• Given problem a:
Copy the entries verbatim, starting at their first line and ending after the line that contains "rule [0,4,1285,7]".
#### Text to read
Europe teaches conflict, consensus, community

Peter Katzenstein
Robert Barker/University Photography
Peter Katzenstein, Walter S. Carpenter Jr. Professor of International Studies at Cornell, lectures April 1.

Like other communities around the world, Europe is a project of collective political, social, economic and cultural imagination. According to government professor Peter Katzenstein, one must explore institutional and individual expressions of the European community to understand its complexities.

Katzenstein, the Walter S. Carpenter Jr. Professor of International Studies at Cornell, spoke on “Europe in The World” on April 1. His talk was part of the project and competition “Europe in the World: Perspectives on Communities,” hosted by Cornell University Library and the Cornell Institute for European Studies.

At the same event, winners of a student competition to create academic projects on European identities were announced (see sidebar).

“The topic of this event is Europe in the world, not Europe as the world,” Katzenstein said, adding “…the students’ projects here demonstrate this fact, not just illustrate it.” Western Europe once dominated the global effort to construct social and economic reality. Today, however, Europe is discussed in its contemporary form: a political project of economic integration.

Katzenstein addressed issues of conceptualizing Europe: Where does it begin or end geographically or culturally? Are Russia and Turkey part of Europe? Is Islam a part of Europe? According to Katzenstein, the answers are in the affirmative, albeit contingent on the lens one looks through.

“It is a difficult, complex political issue to delimit Europe,” he said, and “there are limits to the imagination of those who conceive it: public intellectuals, academics and politicians.”

According to Katzenstein, imagining community becomes the central point of inquiry into projects like the European Union. One can be part of as many imagined communities as one feels culturally inclined to.

“I feel part of the community of this library in which I have spent long periods of my life,” Katzenstein said. “… I also feel alive in a similar institution in other parts of the world – Japan, Korea or Germany. Students and professors around the world, despite cultural differences, feel belonging to a larger academic community, demonstrating the fluidity of communities we subscribe to in our lives.”

 One can therefore be part of multiple, parallel projects of community spanning the globe. This is a microcosm of modern Europe, according to Katzenstein.

The enforcing mechanisms of community, according to Katzenstein, come in two forms: consensus and conflict. China is an example of the former, where a central government seeks to unite a vast land mass and population in the name of a common history, culture and race.
########
#### Material provided
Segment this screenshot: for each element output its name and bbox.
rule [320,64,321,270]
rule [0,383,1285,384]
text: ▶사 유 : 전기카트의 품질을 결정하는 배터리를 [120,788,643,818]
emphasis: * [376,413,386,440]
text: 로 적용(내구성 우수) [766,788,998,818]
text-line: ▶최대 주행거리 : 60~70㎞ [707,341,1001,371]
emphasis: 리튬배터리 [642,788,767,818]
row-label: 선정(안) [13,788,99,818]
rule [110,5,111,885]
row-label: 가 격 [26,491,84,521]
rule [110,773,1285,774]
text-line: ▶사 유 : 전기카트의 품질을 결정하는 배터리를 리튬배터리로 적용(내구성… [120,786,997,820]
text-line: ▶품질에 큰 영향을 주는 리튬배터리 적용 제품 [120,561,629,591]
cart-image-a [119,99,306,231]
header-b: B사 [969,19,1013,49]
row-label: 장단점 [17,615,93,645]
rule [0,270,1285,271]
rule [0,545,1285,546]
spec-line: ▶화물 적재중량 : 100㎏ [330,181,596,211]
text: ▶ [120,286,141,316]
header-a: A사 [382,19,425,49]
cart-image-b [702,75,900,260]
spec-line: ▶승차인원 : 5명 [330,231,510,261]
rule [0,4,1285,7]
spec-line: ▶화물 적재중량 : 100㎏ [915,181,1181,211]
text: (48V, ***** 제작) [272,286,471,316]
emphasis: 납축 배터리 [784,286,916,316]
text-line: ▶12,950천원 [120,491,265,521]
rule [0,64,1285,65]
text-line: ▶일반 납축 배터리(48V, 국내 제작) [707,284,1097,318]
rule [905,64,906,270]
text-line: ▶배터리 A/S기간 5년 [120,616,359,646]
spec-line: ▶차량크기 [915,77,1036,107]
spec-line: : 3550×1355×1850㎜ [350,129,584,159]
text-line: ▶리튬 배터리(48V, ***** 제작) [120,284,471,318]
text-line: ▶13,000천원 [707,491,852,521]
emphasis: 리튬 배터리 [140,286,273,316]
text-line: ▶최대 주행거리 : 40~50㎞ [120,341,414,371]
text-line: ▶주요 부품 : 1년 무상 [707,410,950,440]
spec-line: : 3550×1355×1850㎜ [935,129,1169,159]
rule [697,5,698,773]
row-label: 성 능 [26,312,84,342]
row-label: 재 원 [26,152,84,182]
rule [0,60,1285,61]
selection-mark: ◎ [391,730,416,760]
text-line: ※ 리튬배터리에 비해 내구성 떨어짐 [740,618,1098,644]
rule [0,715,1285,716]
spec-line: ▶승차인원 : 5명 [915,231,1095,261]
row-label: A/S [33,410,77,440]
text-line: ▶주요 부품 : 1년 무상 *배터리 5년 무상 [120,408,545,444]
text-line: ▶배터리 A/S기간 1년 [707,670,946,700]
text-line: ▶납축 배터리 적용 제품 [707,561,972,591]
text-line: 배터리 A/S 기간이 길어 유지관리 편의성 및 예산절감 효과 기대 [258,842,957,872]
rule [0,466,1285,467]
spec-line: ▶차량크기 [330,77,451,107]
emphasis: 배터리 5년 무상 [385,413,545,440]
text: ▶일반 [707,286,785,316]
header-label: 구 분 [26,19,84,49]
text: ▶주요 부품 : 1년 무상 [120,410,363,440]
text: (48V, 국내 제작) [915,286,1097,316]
########
• Given problem b:
Answer these questions from the article on Europe in the world:
(i) On what date did Katzenstein give his talk?
(ii) Which two institutions hosted the project and competition?
(iii) In what two forms do the enforcing mechanisms of community come?

• Complete output a:
Segment this screenshot: for each element output its name and bbox.
rule [320,64,321,270]
rule [0,383,1285,384]
text: ▶사 유 : 전기카트의 품질을 결정하는 배터리를 [120,788,643,818]
emphasis: * [376,413,386,440]
text: 로 적용(내구성 우수) [766,788,998,818]
text-line: ▶최대 주행거리 : 60~70㎞ [707,341,1001,371]
emphasis: 리튬배터리 [642,788,767,818]
row-label: 선정(안) [13,788,99,818]
rule [110,5,111,885]
row-label: 가 격 [26,491,84,521]
rule [110,773,1285,774]
text-line: ▶사 유 : 전기카트의 품질을 결정하는 배터리를 리튬배터리로 적용(내구성… [120,786,997,820]
text-line: ▶품질에 큰 영향을 주는 리튬배터리 적용 제품 [120,561,629,591]
cart-image-a [119,99,306,231]
header-b: B사 [969,19,1013,49]
row-label: 장단점 [17,615,93,645]
rule [0,270,1285,271]
rule [0,545,1285,546]
spec-line: ▶화물 적재중량 : 100㎏ [330,181,596,211]
text: ▶ [120,286,141,316]
header-a: A사 [382,19,425,49]
cart-image-b [702,75,900,260]
spec-line: ▶승차인원 : 5명 [330,231,510,261]
rule [0,4,1285,7]

• Complete output b:
(i) April 1
(ii) Cornell University Library and the Cornell Institute for European Studies
(iii) Consensus and conflict